**Consignes:** Poursuivez le texte consacré à la série sur la juge Claire Delval, à partir de sa dernière phrase.

La juge Claire Delval (Anne Coesens)

En pleine campagne électorale, voici donc une histoire policière dont nous connaissons d’emblée tous les suspects puisque nous assistons au crime, un viol collectif. La juge qui dirige l’enquête ne mettra d’ailleurs pas longtemps à les faire interpeller par la police grâce à une vidéo de l’agression diffusée sur internet. Ce qui l’intéresse aussi et qu’elle s’obstine à rechercher malgré les remontrances de sa hiérarchie qui passerait bien à autre chose, c’est l’auteur de la vidéo, donc le mystérieux témoin qui l’a enregistrée.

La juge Claire Delval et le commissaire Van Bocksel (Nourredine Farihi (3))

À partir de ce moment la série devient une série politique, puisque le mystérieux témoin est un député en pleine compétition électorale et la victime, une des Femen qui viennent de manifester dans les locaux de son parti pour exiger la libération d’une camarade. Ce député, assez lâche pour ne s’être pas porté au secours de la jeune femme, retrouve tout son courage une fois les agresseurs envolés et, n’écoutant que son intuition politique, enfile son costume de sauveur pour conduire la victime à l’hôpital.

**Données extraites:**
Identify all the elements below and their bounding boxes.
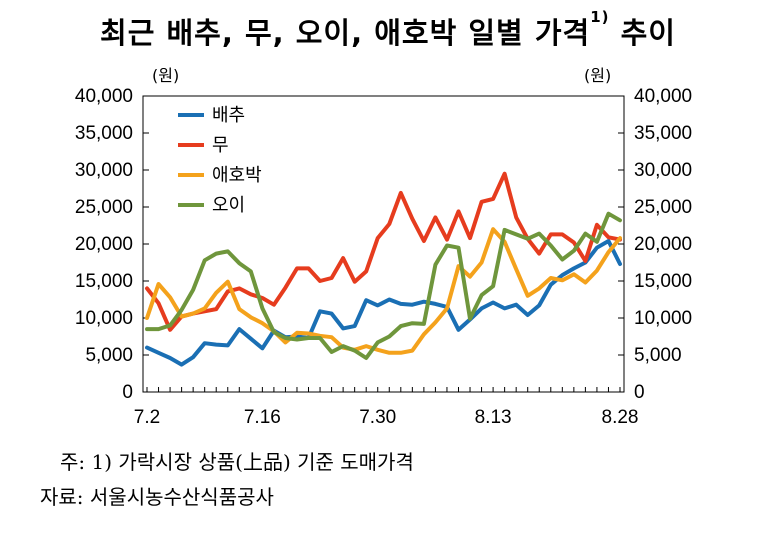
x-tick-label: 8.13: [475, 407, 512, 428]
x-tick-label: 7.2: [134, 407, 160, 428]
y-tick-label-left: 15,000: [75, 271, 133, 292]
legend-label: 오이: [212, 195, 245, 216]
chart-title: 최근 배추, 무, 오이, 애호박 일별 가격1) 추이: [0, 8, 776, 52]
legend-label: 무: [212, 135, 229, 156]
footnote: 주: 1) 가락시장 상품(上品) 기준 도매가격: [60, 450, 414, 474]
x-tick-label: 7.30: [359, 407, 396, 428]
y-tick-label-right: 15,000: [634, 271, 692, 292]
x-tick-label: 8.28: [602, 407, 639, 428]
x-tick-label: 7.16: [244, 407, 281, 428]
y-tick-label-left: 10,000: [75, 308, 133, 329]
y-tick-label-left: 35,000: [75, 123, 133, 144]
axes: 40,000 40,000 35,000 35,000 30,000 30,000 25,0…: [75, 86, 692, 428]
y-tick-label-right: 5,000: [634, 345, 682, 366]
series-line: [145, 211, 622, 360]
y-tick-label-left: 0: [122, 382, 133, 403]
series-line: [145, 171, 622, 332]
y-tick-label-right: 25,000: [634, 197, 692, 218]
y-tick-label-left: 30,000: [75, 160, 133, 181]
legend-label: 애호박: [212, 165, 262, 186]
y-tick-label-right: 10,000: [634, 308, 692, 329]
chart-title-suffix: 추이: [609, 16, 676, 50]
chart-title-note: 1): [590, 8, 610, 26]
y-tick-label-left: 5,000: [85, 345, 133, 366]
series-line: [145, 227, 622, 355]
y-unit-left: (원): [152, 66, 179, 85]
y-unit-right: (원): [584, 66, 611, 85]
y-tick-label-right: 40,000: [634, 86, 692, 107]
y-tick-label-left: 25,000: [75, 197, 133, 218]
y-tick-label-right: 30,000: [634, 160, 692, 181]
y-tick-label-right: 0: [634, 382, 645, 403]
chart-title-text: 최근 배추, 무, 오이, 애호박 일별 가격: [100, 16, 591, 50]
y-tick-label-left: 20,000: [75, 234, 133, 255]
source-note: 자료: 서울시농수산식품공사: [40, 485, 274, 509]
series-lines: [145, 171, 622, 367]
y-tick-label-right: 20,000: [634, 234, 692, 255]
legend-label: 배추: [212, 105, 245, 126]
series-line: [145, 239, 622, 367]
y-tick-label-right: 35,000: [634, 123, 692, 144]
y-tick-label-left: 40,000: [75, 86, 133, 107]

**Réponse rédigée:**
Ludivine (Salomé Richard) abusée et Mark Dyck (Yoann Blanc), témoin du viol

La motivation de son double geste – enregistrer puis diffuser la vidéo du viol – reste opaque, on ne comprend pas l’intérêt qu’il aurait eu à le faire. Il a obtenu ce qu’il voulait, une image de sauveur, pourquoi prendre aussitôt le risque de la détruire avec une accusation de non-assistance ? Il est vrai que le personnage est ambigu au-delà du possible, aussi ambitieux que lâche, mené par les femmes qui l’entourent, mais agressif envers ses collègues du parti. La politique d’extrême-droite qu’il promeut depuis sa nouvelle notoriété relève du pur opportunisme, ce qui ne le distingue pas vraiment de ses collègues mais atteste de la volatilité de ses convictions. À sa décharge, il s’avère être un père aimant, ce qui, au sein d’un portrait aussi négatif, laisserait croire à un remords des scénaristes. Que le salaud de l’histoire soit un être retors face à une juge d’une intégrité d’airain n’est pas une nouveauté scénaristique, un tel personnage y gagne toujours en crédibilité puisque, comme le professait Hitchcock, « plus réussi est le méchant, plus réussi est le film ».

Le député Mark van Dyck et son assistante Krystel Horrens (Myriem Akheddiou)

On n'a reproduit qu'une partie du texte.